### Objective
State only the number of lines that include "butiksstölder".

------ Records shown

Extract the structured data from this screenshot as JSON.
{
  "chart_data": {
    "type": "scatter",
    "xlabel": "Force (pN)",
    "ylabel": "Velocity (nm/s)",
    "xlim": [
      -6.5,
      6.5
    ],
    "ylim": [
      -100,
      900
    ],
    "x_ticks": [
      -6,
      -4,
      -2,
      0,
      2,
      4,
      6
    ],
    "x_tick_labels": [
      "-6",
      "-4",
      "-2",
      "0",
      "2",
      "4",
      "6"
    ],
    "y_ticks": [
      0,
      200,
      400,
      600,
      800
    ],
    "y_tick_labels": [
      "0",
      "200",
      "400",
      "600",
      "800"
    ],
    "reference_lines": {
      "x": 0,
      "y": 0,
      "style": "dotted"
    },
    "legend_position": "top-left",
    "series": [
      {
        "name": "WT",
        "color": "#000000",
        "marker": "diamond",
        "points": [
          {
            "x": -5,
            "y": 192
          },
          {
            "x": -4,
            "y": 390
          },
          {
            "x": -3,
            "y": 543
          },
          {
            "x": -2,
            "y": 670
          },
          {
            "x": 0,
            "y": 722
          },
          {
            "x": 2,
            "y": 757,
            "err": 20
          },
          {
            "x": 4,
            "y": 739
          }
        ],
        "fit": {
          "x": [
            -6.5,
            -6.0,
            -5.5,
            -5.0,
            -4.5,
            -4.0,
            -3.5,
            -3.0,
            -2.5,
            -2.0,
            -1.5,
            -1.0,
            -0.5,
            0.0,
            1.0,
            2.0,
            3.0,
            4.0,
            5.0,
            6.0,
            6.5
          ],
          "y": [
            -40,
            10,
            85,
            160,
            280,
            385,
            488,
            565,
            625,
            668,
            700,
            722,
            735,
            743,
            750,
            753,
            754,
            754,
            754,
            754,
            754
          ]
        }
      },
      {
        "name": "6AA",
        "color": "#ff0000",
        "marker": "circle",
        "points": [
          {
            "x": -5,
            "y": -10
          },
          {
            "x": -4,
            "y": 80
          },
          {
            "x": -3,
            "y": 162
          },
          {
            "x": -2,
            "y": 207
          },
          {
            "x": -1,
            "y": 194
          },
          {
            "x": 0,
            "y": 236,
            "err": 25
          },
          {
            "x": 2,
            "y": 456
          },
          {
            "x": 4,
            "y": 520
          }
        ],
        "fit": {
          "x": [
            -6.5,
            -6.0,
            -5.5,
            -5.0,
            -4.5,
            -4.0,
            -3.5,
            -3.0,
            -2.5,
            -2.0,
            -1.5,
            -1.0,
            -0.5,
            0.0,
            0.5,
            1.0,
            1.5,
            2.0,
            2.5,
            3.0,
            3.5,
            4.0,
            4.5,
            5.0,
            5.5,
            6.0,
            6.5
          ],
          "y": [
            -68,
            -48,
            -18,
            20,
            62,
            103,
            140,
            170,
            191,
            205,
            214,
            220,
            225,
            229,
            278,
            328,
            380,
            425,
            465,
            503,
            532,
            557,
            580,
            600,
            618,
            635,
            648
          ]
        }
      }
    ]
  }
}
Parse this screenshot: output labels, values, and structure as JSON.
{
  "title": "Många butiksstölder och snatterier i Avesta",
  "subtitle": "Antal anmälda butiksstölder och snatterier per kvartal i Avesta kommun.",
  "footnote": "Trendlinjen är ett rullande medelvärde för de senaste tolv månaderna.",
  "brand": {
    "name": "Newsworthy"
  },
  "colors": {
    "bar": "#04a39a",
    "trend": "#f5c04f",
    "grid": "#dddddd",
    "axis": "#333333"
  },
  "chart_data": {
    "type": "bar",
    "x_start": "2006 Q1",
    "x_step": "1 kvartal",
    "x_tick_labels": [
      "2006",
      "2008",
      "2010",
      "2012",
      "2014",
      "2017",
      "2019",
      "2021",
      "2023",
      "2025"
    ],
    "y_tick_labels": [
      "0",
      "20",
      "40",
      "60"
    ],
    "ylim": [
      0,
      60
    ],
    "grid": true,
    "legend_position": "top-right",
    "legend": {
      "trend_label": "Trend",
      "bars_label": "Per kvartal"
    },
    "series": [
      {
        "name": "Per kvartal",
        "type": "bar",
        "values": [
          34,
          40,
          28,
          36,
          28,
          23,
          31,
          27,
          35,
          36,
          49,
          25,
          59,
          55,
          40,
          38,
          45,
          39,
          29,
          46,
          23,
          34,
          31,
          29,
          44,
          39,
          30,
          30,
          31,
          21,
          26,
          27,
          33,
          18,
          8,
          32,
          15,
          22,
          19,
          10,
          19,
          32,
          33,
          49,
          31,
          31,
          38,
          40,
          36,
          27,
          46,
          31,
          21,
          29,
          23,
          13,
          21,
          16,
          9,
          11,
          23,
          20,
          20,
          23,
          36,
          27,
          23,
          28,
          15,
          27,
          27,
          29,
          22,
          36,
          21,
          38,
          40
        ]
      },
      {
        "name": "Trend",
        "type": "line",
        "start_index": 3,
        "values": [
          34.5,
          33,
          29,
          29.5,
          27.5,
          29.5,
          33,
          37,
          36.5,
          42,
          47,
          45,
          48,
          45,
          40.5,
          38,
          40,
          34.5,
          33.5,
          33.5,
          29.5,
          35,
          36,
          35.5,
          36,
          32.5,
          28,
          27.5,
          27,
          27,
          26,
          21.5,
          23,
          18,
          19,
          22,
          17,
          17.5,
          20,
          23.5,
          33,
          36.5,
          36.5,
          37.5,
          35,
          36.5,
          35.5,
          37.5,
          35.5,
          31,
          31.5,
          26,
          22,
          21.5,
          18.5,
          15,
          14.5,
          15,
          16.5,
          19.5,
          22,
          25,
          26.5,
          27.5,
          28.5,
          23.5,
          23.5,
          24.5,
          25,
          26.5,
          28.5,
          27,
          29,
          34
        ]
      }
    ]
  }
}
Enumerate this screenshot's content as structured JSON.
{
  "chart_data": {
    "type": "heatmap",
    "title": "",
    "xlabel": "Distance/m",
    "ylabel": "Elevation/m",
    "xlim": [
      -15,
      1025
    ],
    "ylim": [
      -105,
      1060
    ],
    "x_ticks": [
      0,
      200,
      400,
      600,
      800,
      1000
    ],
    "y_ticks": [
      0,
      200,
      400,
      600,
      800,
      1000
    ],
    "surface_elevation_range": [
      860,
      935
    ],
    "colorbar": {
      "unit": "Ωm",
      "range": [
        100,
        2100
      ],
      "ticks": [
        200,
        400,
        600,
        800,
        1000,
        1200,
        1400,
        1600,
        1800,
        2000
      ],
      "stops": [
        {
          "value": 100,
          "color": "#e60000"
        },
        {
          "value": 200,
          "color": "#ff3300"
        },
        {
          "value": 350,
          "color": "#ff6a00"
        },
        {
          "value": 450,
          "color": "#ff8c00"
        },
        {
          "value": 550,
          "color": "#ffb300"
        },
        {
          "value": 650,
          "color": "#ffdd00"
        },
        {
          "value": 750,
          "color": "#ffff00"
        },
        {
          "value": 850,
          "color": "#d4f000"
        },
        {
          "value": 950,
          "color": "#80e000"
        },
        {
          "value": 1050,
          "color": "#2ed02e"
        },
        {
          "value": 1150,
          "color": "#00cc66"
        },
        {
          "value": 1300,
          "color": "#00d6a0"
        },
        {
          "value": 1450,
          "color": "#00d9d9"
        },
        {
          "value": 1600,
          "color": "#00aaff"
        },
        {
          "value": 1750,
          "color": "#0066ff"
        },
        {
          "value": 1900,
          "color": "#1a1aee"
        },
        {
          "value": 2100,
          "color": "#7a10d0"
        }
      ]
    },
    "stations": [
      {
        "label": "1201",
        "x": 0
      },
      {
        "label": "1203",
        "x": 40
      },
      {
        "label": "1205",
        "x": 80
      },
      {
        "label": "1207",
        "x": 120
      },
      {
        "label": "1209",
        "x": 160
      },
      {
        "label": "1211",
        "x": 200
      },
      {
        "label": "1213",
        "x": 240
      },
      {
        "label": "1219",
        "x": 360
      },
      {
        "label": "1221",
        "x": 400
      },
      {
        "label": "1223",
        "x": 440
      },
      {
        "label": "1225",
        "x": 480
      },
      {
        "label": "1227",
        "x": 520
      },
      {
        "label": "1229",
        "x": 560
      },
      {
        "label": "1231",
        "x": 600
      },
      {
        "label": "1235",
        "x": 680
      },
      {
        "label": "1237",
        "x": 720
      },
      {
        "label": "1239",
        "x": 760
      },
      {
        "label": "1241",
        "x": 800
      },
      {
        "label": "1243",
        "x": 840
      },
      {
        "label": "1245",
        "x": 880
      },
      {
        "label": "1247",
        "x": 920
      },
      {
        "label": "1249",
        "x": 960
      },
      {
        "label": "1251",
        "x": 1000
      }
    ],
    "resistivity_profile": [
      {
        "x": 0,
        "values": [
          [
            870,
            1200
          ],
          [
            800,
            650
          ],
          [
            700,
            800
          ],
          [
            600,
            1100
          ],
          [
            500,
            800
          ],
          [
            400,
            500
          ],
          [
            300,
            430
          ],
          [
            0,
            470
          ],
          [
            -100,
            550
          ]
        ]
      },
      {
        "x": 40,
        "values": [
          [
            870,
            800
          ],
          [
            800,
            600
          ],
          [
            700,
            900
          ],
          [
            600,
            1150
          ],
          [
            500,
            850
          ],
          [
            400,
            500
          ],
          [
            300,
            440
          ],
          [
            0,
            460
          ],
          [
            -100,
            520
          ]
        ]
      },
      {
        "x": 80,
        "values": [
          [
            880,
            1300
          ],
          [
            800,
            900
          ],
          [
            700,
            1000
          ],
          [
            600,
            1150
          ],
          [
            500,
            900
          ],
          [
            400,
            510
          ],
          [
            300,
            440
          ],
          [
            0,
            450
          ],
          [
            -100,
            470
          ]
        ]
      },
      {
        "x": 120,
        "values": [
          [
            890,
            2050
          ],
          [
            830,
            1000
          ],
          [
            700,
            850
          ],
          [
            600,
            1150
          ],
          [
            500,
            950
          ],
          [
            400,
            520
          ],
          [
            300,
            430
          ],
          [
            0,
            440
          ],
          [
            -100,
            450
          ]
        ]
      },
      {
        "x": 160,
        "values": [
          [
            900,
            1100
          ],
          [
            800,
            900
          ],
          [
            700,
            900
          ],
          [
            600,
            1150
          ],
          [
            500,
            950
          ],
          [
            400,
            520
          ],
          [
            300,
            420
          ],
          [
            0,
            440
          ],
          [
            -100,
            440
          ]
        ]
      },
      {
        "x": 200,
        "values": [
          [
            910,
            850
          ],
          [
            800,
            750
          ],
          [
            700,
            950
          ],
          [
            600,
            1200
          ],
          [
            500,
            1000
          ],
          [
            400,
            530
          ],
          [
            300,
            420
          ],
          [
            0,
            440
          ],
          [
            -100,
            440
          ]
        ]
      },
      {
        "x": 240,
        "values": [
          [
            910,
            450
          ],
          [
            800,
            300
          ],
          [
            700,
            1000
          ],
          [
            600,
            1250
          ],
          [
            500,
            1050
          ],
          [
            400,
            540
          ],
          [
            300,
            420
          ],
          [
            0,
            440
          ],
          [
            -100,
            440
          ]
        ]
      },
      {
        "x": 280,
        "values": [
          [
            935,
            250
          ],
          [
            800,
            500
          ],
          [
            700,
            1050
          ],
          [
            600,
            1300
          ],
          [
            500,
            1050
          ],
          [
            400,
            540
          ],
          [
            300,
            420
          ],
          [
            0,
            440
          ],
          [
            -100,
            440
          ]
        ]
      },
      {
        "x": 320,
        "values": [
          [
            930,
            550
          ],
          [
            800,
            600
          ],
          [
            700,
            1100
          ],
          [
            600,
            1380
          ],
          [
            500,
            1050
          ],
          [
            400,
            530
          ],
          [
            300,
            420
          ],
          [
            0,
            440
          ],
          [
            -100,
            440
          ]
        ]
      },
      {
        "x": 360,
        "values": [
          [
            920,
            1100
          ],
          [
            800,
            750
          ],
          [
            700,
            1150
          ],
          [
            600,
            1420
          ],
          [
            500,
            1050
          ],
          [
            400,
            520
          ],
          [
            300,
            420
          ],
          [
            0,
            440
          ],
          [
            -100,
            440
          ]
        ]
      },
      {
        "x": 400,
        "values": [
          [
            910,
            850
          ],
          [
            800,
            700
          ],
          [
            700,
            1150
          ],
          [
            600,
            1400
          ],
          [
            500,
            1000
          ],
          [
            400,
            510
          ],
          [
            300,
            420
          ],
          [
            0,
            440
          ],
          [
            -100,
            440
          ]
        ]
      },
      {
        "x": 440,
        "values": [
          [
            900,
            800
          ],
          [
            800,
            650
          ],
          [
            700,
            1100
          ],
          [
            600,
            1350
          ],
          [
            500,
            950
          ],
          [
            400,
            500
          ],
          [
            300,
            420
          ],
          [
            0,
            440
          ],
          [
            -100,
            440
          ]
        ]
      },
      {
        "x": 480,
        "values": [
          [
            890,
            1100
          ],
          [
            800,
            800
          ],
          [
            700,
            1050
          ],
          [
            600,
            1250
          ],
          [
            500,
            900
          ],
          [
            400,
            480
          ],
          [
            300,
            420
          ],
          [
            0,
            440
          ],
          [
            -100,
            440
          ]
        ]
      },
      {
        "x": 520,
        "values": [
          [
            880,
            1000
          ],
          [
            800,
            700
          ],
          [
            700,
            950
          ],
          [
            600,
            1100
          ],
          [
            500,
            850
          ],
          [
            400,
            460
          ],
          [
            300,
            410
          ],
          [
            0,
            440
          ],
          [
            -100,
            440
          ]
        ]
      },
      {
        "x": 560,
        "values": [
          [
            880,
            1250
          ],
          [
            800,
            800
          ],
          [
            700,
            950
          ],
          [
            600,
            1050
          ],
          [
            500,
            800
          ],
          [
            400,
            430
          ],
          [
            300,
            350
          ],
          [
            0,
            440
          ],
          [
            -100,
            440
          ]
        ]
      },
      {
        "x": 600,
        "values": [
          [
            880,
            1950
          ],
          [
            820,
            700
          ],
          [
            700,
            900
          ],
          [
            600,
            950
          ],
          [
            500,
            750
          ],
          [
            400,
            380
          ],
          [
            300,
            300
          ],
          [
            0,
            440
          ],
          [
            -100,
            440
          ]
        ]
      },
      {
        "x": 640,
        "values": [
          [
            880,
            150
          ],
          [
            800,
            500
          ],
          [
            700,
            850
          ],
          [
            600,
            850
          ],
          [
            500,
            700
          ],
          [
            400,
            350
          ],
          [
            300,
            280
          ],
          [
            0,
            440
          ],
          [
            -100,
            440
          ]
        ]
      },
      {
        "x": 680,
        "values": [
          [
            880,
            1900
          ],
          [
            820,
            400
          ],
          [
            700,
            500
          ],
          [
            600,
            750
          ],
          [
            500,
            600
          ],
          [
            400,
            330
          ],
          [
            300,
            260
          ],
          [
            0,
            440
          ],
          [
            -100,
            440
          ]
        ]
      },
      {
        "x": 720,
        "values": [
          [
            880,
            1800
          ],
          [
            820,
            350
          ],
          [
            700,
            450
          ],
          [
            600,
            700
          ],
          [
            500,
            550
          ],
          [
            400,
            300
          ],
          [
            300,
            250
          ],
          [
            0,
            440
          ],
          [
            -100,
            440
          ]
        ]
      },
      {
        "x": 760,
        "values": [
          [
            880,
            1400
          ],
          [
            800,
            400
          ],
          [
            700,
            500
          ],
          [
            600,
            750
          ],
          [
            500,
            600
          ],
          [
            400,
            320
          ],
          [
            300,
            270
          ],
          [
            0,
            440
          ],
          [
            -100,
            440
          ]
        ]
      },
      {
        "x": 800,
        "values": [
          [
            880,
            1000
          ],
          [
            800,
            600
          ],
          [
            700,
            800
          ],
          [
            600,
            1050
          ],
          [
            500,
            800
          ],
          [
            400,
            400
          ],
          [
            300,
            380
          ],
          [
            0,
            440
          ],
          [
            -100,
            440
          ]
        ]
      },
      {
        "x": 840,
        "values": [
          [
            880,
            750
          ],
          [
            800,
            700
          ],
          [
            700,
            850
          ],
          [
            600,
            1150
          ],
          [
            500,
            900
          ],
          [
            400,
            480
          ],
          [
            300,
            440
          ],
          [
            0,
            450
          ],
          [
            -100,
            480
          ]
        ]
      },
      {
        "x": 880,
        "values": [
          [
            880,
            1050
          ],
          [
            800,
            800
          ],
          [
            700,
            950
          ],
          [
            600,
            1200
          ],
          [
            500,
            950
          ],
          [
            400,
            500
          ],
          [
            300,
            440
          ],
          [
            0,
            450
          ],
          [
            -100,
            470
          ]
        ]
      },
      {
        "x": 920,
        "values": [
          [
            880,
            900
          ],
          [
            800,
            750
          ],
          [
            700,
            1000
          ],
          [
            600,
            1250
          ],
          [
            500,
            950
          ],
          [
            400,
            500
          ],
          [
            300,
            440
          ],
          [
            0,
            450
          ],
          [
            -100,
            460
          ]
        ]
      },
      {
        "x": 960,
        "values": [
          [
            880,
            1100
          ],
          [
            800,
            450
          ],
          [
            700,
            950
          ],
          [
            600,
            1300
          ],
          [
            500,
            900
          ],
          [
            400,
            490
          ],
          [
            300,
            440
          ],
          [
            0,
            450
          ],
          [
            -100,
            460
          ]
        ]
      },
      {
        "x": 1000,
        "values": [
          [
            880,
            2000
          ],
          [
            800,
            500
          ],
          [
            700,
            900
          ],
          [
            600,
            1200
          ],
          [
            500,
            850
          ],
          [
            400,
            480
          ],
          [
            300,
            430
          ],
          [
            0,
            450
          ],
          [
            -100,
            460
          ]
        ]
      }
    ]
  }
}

------------

### Finished exercise
2